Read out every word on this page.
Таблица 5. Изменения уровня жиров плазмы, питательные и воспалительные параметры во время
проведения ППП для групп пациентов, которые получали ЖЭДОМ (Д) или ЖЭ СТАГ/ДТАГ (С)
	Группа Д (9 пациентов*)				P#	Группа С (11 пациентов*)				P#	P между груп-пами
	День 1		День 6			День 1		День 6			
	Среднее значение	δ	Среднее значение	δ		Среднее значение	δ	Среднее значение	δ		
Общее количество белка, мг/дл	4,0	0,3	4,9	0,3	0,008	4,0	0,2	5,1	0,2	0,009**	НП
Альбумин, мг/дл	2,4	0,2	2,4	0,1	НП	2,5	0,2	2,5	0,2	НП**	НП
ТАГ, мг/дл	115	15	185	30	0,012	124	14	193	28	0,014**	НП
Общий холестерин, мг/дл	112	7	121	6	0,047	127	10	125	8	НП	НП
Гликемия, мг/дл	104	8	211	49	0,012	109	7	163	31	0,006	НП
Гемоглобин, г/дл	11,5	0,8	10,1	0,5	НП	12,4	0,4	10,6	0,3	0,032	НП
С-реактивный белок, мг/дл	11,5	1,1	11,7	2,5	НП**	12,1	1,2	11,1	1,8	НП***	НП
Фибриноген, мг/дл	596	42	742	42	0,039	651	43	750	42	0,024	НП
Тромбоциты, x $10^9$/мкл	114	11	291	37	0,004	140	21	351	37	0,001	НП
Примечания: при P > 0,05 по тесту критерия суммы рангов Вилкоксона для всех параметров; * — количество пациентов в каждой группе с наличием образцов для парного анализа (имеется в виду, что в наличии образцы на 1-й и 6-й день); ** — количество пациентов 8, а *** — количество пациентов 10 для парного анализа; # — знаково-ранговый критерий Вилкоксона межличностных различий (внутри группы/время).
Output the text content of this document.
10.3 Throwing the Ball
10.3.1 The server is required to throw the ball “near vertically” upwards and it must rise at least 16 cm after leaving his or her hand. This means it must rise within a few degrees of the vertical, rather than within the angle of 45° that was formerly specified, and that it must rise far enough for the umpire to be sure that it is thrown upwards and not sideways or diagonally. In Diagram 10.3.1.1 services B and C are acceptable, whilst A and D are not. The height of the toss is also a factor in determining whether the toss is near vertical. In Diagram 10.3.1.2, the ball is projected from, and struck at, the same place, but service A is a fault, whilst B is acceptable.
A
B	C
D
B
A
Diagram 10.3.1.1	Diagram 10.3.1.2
************
What you should do: Each line above that includes "Diagram" should be shown.

Task output:
10.3.1 The server is required to throw the ball “near vertically” upwards and it must rise at least 16 cm after leaving his or her hand. This means it must rise within a few degrees of the vertical, rather than within the angle of 45° that was formerly specified, and that it must rise far enough for the umpire to be sure that it is thrown upwards and not sideways or diagonally. In Diagram 10.3.1.1 services B and C are acceptable, whilst A and D are not. The height of the toss is also a factor in determining whether the toss is near vertical. In Diagram 10.3.1.2, the ball is projected from, and struck at, the same place, but service A is a fault, whilst B is acceptable.
Diagram 10.3.1.1	Diagram 10.3.1.2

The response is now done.